* AVAILABLE DATA:
--

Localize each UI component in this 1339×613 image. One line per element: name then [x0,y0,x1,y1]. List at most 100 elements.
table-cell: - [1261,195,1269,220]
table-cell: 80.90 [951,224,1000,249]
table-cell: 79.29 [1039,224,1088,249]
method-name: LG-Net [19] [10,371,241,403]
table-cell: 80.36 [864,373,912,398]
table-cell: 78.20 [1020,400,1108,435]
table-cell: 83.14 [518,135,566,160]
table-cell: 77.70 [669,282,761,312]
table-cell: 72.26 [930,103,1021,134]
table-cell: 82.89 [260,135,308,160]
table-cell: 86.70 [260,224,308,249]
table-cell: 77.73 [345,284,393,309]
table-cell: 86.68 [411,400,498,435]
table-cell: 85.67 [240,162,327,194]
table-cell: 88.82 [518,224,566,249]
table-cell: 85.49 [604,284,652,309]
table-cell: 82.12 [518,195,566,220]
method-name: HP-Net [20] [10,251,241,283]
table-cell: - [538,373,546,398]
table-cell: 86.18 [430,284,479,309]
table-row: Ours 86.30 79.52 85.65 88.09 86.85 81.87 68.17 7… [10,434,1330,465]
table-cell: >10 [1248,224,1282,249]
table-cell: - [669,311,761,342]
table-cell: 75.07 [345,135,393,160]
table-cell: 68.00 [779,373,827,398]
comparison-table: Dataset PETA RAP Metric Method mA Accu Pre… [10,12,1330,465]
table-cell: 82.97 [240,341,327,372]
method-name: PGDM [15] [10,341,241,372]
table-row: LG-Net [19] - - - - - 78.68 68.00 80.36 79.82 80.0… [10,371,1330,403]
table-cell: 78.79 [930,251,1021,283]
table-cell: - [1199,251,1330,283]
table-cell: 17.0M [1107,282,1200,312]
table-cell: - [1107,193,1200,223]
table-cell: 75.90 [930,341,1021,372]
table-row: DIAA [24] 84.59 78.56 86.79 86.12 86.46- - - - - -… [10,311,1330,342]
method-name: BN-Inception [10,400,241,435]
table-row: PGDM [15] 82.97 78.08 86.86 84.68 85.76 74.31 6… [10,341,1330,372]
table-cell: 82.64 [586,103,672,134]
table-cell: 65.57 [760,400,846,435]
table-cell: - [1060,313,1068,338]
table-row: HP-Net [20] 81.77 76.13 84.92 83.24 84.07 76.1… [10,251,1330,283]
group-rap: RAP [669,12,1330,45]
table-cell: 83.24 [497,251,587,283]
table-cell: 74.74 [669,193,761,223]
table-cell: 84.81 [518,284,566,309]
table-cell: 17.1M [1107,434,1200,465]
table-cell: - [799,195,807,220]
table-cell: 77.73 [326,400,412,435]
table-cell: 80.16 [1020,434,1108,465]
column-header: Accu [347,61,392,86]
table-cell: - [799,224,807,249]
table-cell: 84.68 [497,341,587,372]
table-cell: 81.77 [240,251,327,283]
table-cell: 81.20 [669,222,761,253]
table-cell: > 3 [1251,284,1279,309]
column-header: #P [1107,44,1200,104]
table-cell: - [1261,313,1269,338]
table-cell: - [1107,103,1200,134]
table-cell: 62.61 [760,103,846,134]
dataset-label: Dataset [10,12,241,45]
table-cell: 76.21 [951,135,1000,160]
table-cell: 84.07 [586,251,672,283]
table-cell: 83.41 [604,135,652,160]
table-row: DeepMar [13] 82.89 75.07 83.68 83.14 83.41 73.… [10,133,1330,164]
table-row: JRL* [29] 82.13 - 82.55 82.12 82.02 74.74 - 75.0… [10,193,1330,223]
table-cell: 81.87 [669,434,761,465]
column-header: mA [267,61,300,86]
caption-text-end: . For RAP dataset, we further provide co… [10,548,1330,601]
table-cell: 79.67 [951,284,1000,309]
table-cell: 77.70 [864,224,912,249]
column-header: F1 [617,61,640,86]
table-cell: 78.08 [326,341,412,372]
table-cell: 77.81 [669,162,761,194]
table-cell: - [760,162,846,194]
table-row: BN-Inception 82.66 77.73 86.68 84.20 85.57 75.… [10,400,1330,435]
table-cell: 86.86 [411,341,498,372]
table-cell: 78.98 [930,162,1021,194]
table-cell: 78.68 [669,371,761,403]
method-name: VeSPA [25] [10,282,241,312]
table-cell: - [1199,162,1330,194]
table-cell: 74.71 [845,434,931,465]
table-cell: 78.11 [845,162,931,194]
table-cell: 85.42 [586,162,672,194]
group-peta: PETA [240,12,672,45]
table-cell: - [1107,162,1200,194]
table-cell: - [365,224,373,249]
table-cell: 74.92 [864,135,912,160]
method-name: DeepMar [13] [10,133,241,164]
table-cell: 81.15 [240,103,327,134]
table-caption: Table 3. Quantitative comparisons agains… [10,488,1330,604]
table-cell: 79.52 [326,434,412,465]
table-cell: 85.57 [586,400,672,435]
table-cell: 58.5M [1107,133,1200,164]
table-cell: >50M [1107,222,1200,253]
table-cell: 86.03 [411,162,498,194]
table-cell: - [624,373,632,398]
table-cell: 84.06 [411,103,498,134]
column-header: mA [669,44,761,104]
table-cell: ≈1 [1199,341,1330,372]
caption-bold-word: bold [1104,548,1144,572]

--

* PROBLEM STATEMENT: Copy the data word for word, starting at its first line and stopping after the line that contains "comparison-table: Dataset PETA", with both ends included.

* OUTPUT:
Localize each UI component in this 1339×613 image. One line per element: name then [x0,y0,x1,y1]. List at most 100 elements.
table-cell: - [1261,195,1269,220]
table-cell: 80.90 [951,224,1000,249]
table-cell: 79.29 [1039,224,1088,249]
method-name: LG-Net [19] [10,371,241,403]
table-cell: 80.36 [864,373,912,398]
table-cell: 78.20 [1020,400,1108,435]
table-cell: 83.14 [518,135,566,160]
table-cell: 77.70 [669,282,761,312]
table-cell: 72.26 [930,103,1021,134]
table-cell: 82.89 [260,135,308,160]
table-cell: 86.70 [260,224,308,249]
table-cell: 77.73 [345,284,393,309]
table-cell: 86.68 [411,400,498,435]
table-cell: 85.67 [240,162,327,194]
table-cell: 88.82 [518,224,566,249]
table-cell: 85.49 [604,284,652,309]
table-cell: 82.12 [518,195,566,220]
method-name: HP-Net [20] [10,251,241,283]
table-cell: - [538,373,546,398]
table-cell: 86.18 [430,284,479,309]
table-row: Ours 86.30 79.52 85.65 88.09 86.85 81.87 68.17 7… [10,434,1330,465]
table-cell: >10 [1248,224,1282,249]
table-cell: - [669,311,761,342]
table-cell: 75.07 [345,135,393,160]
table-cell: 68.00 [779,373,827,398]
comparison-table: Dataset PETA RAP Metric Method mA Accu Pre… [10,12,1330,465]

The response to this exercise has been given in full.